### RECORDS FOR THIS TASK

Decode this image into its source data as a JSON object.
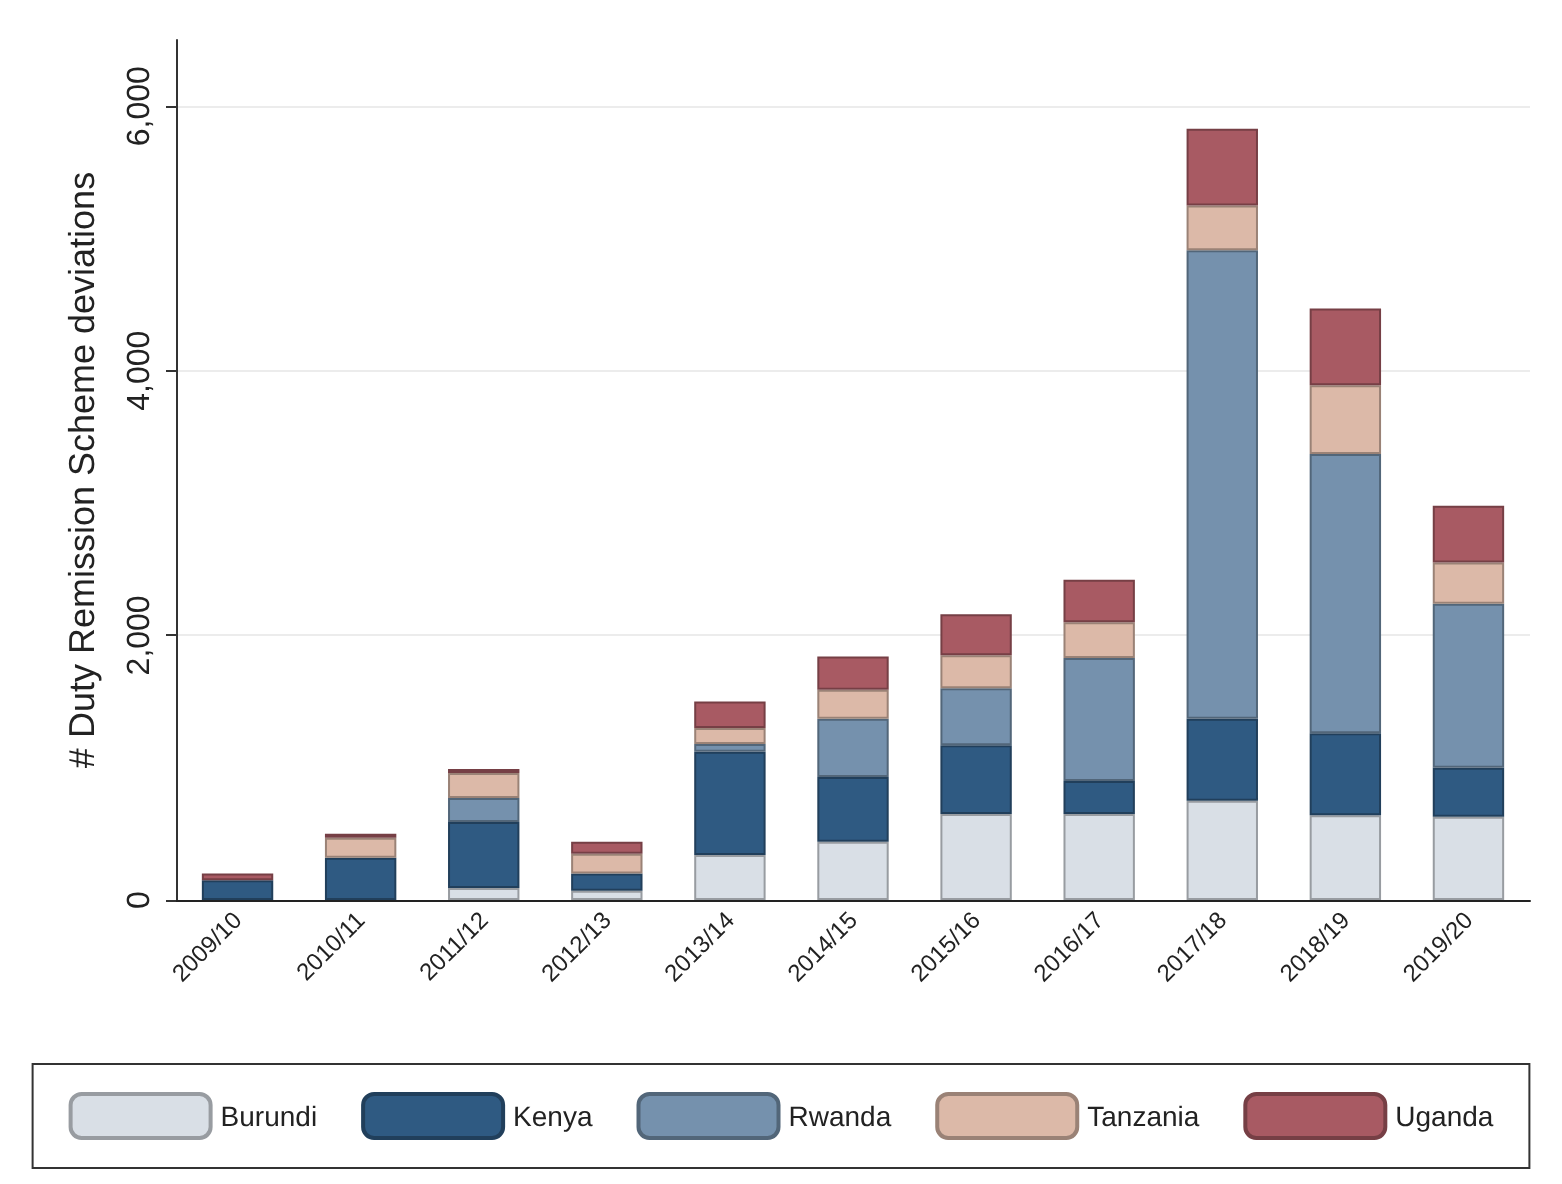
{
  "chart_data": {
    "type": "bar",
    "stacked": true,
    "ylabel": "# Duty Remission Scheme deviations",
    "categories": [
      "2009/10",
      "2010/11",
      "2011/12",
      "2012/13",
      "2013/14",
      "2014/15",
      "2015/16",
      "2016/17",
      "2017/18",
      "2018/19",
      "2019/20"
    ],
    "series": [
      {
        "name": "Burundi",
        "color": "#d9dfe6",
        "values": [
          0,
          0,
          90,
          70,
          340,
          440,
          650,
          650,
          750,
          640,
          630
        ]
      },
      {
        "name": "Kenya",
        "color": "#2f5a82",
        "values": [
          150,
          320,
          500,
          130,
          780,
          490,
          520,
          250,
          620,
          620,
          370
        ]
      },
      {
        "name": "Rwanda",
        "color": "#7591ad",
        "values": [
          0,
          0,
          180,
          0,
          60,
          440,
          430,
          930,
          3540,
          2110,
          1240
        ]
      },
      {
        "name": "Tanzania",
        "color": "#dcb9a8",
        "values": [
          0,
          150,
          190,
          150,
          120,
          220,
          250,
          270,
          340,
          520,
          310
        ]
      },
      {
        "name": "Uganda",
        "color": "#a85a63",
        "values": [
          50,
          30,
          30,
          90,
          200,
          250,
          310,
          320,
          580,
          580,
          430
        ]
      }
    ],
    "ylim": [
      0,
      6500
    ],
    "yticks": [
      0,
      {
        "value": 2000,
        "label": "2,000"
      },
      {
        "value": 4000,
        "label": "4,000"
      },
      {
        "value": 6000,
        "label": "6,000"
      }
    ],
    "grid": "y",
    "legend": "bottom"
  }
}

######

> TASK REQUIREMENTS:
The records above must be printed exactly; the pictures stay out.

> RESULT OF THIS TASK:
Decode this image into its source data as a JSON object.
{
  "chart_data": {
    "type": "bar",
    "stacked": true,
    "ylabel": "# Duty Remission Scheme deviations",
    "categories": [
      "2009/10",
      "2010/11",
      "2011/12",
      "2012/13",
      "2013/14",
      "2014/15",
      "2015/16",
      "2016/17",
      "2017/18",
      "2018/19",
      "2019/20"
    ],
    "series": [
      {
        "name": "Burundi",
        "color": "#d9dfe6",
        "values": [
          0,
          0,
          90,
          70,
          340,
          440,
          650,
          650,
          750,
          640,
          630
        ]
      },
      {
        "name": "Kenya",
        "color": "#2f5a82",
        "values": [
          150,
          320,
          500,
          130,
          780,
          490,
          520,
          250,
          620,
          620,
          370
        ]
      },
      {
        "name": "Rwanda",
        "color": "#7591ad",
        "values": [
          0,
          0,
          180,
          0,
          60,
          440,
          430,
          930,
          3540,
          2110,
          1240
        ]
      },
      {
        "name": "Tanzania",
        "color": "#dcb9a8",
        "values": [
          0,
          150,
          190,
          150,
          120,
          220,
          250,
          270,
          340,
          520,
          310
        ]
      },
      {
        "name": "Uganda",
        "color": "#a85a63",
        "values": [
          50,
          30,
          30,
          90,
          200,
          250,
          310,
          320,
          580,
          580,
          430
        ]
      }
    ],
    "ylim": [
      0,
      6500
    ],
    "yticks": [
      0,
      {
        "value": 2000,
        "label": "2,000"
      },
      {
        "value": 4000,
        "label": "4,000"
      },
      {
        "value": 6000,
        "label": "6,000"
      }
    ],
    "grid": "y",
    "legend": "bottom"
  }
}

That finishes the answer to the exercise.